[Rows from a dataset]
⁂

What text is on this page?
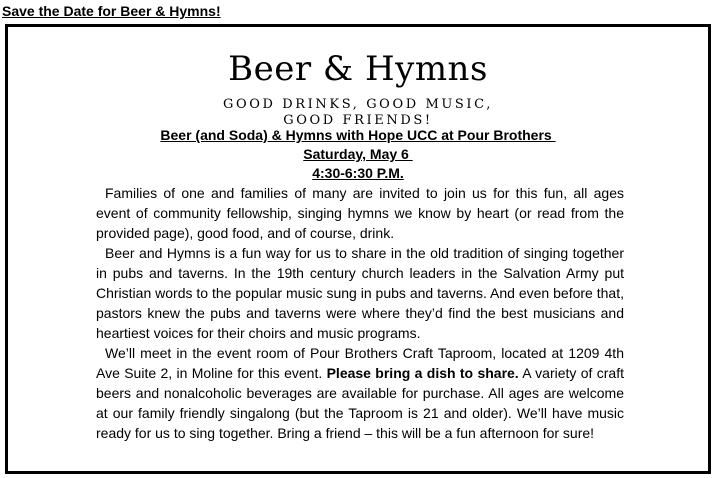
Save the Date for Beer & Hymns!
Beer & Hymns
GOOD DRINKS, GOOD MUSIC,
GOOD FRIENDS!
Beer (and Soda) & Hymns with Hope UCC at Pour Brothers
Saturday, May 6
4:30-6:30 P.M.

Families of one and families of many are invited to join us for this fun, all ages event of community fellowship, singing hymns we know by heart (or read from the provided page), good food, and of course, drink.

Beer and Hymns is a fun way for us to share in the old tradition of singing together in pubs and taverns. In the 19th century church leaders in the Salvation Army put Christian words to the popular music sung in pubs and taverns. And even before that, pastors knew the pubs and taverns were where they’d find the best musicians and heartiest voices for their choirs and music programs.

We’ll meet in the event room of Pour Brothers Craft Taproom, located at 1209 4th Ave Suite 2, in Moline for this event. Please bring a dish to share. A variety of craft beers and nonalcoholic beverages are available for purchase. All ages are welcome at our family friendly singalong (but the Taproom is 21 and older). We’ll have music ready for us to sing together. Bring a friend – this will be a fun afternoon for sure!
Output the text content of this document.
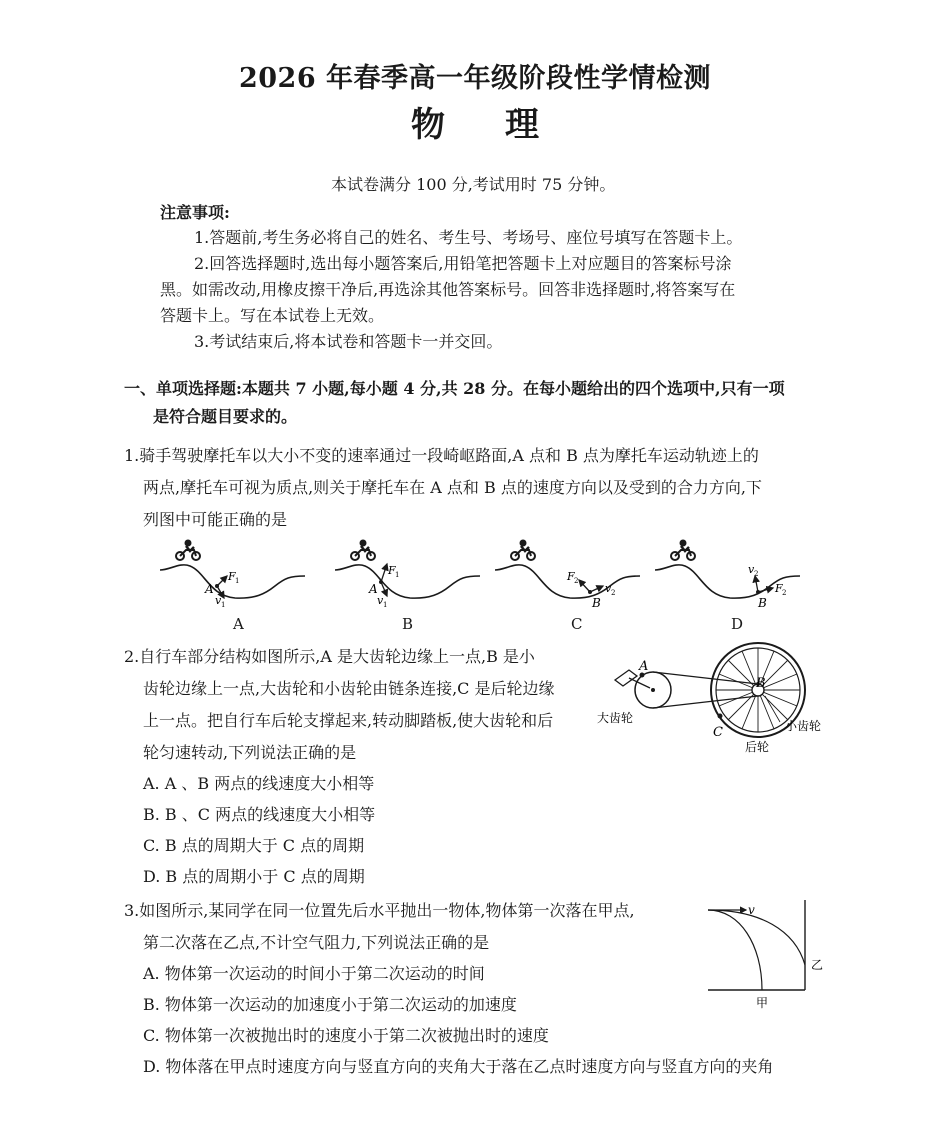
2026 年春季高一年级阶段性学情检测
物理
本试卷满分 100 分,考试用时 75 分钟。
注意事项:
1.答题前,考生务必将自己的姓名、考生号、考场号、座位号填写在答题卡上。
2.回答选择题时,选出每小题答案后,用铅笔把答题卡上对应题目的答案标号涂
黑。如需改动,用橡皮擦干净后,再选涂其他答案标号。回答非选择题时,将答案写在
答题卡上。写在本试卷上无效。
3.考试结束后,将本试卷和答题卡一并交回。
一、单项选择题:本题共 7 小题,每小题 4 分,共 28 分。在每小题给出的四个选项中,只有一项
是符合题目要求的。
1.骑手驾驶摩托车以大小不变的速率通过一段崎岖路面,A 点和 B 点为摩托车运动轨迹上的
两点,摩托车可视为质点,则关于摩托车在 A 点和 B 点的速度方向以及受到的合力方向,下
列图中可能正确的是
A
F 1
v 1
A
F 1
v 1	B
F 2
v 2
B
v 2
F 2
A	B	C	D
2.自行车部分结构如图所示,A 是大齿轮边缘上一点,B 是小
齿轮边缘上一点,大齿轮和小齿轮由链条连接,C 是后轮边缘
上一点。把自行车后轮支撑起来,转动脚踏板,使大齿轮和后
轮匀速转动,下列说法正确的是
A. A 、B 两点的线速度大小相等
B. B 、C 两点的线速度大小相等
C. B 点的周期大于 C 点的周期
D. B 点的周期小于 C 点的周期
A
B
C
大齿轮
小齿轮
后轮
3.如图所示,某同学在同一位置先后水平抛出一物体,物体第一次落在甲点,
第二次落在乙点,不计空气阻力,下列说法正确的是
A. 物体第一次运动的时间小于第二次运动的时间
B. 物体第一次运动的加速度小于第二次运动的加速度
C. 物体第一次被抛出时的速度小于第二次被抛出时的速度
D. 物体落在甲点时速度方向与竖直方向的夹角大于落在乙点时速度方向与竖直方向的夹角
v
甲
乙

⁂

Exercise
Retype all of the entries exactly as written, leaving out any images.

Written response
What text is on this page?
Save the Date for Beer & Hymns!
Beer & Hymns
GOOD DRINKS, GOOD MUSIC,
GOOD FRIENDS!
Beer (and Soda) & Hymns with Hope UCC at Pour Brothers
Saturday, May 6
4:30-6:30 P.M.

Families of one and families of many are invited to join us for this fun, all ages event of community fellowship, singing hymns we know by heart (or read from the provided page), good food, and of course, drink.

Beer and Hymns is a fun way for us to share in the old tradition of singing together in pubs and taverns. In the 19th century church leaders in the Salvation Army put Christian words to the popular music sung in pubs and taverns. And even before that, pastors knew the pubs and taverns were where they’d find the best musicians and heartiest voices for their choirs and music programs.

We’ll meet in the event room of Pour Brothers Craft Taproom, located at 1209 4th Ave Suite 2, in Moline for this event. Please bring a dish to share. A variety of craft beers and nonalcoholic beverages are available for purchase. All ages are welcome at our family friendly singalong (but the Taproom is 21 and older). We’ll have music ready for us to sing together. Bring a friend – this will be a fun afternoon for sure!
Output the text content of this document.
2026 年春季高一年级阶段性学情检测
物理
本试卷满分 100 分,考试用时 75 分钟。
注意事项:
1.答题前,考生务必将自己的姓名、考生号、考场号、座位号填写在答题卡上。
2.回答选择题时,选出每小题答案后,用铅笔把答题卡上对应题目的答案标号涂
黑。如需改动,用橡皮擦干净后,再选涂其他答案标号。回答非选择题时,将答案写在
答题卡上。写在本试卷上无效。
3.考试结束后,将本试卷和答题卡一并交回。
一、单项选择题:本题共 7 小题,每小题 4 分,共 28 分。在每小题给出的四个选项中,只有一项
是符合题目要求的。
1.骑手驾驶摩托车以大小不变的速率通过一段崎岖路面,A 点和 B 点为摩托车运动轨迹上的
两点,摩托车可视为质点,则关于摩托车在 A 点和 B 点的速度方向以及受到的合力方向,下
列图中可能正确的是
A
F 1
v 1
A
F 1
v 1	B
F 2
v 2
B
v 2
F 2
A	B	C	D
2.自行车部分结构如图所示,A 是大齿轮边缘上一点,B 是小
齿轮边缘上一点,大齿轮和小齿轮由链条连接,C 是后轮边缘
上一点。把自行车后轮支撑起来,转动脚踏板,使大齿轮和后
轮匀速转动,下列说法正确的是
A. A 、B 两点的线速度大小相等
B. B 、C 两点的线速度大小相等
C. B 点的周期大于 C 点的周期
D. B 点的周期小于 C 点的周期
A
B
C
大齿轮
小齿轮
后轮
3.如图所示,某同学在同一位置先后水平抛出一物体,物体第一次落在甲点,
第二次落在乙点,不计空气阻力,下列说法正确的是
A. 物体第一次运动的时间小于第二次运动的时间
B. 物体第一次运动的加速度小于第二次运动的加速度
C. 物体第一次被抛出时的速度小于第二次被抛出时的速度
D. 物体落在甲点时速度方向与竖直方向的夹角大于落在乙点时速度方向与竖直方向的夹角
v
甲
乙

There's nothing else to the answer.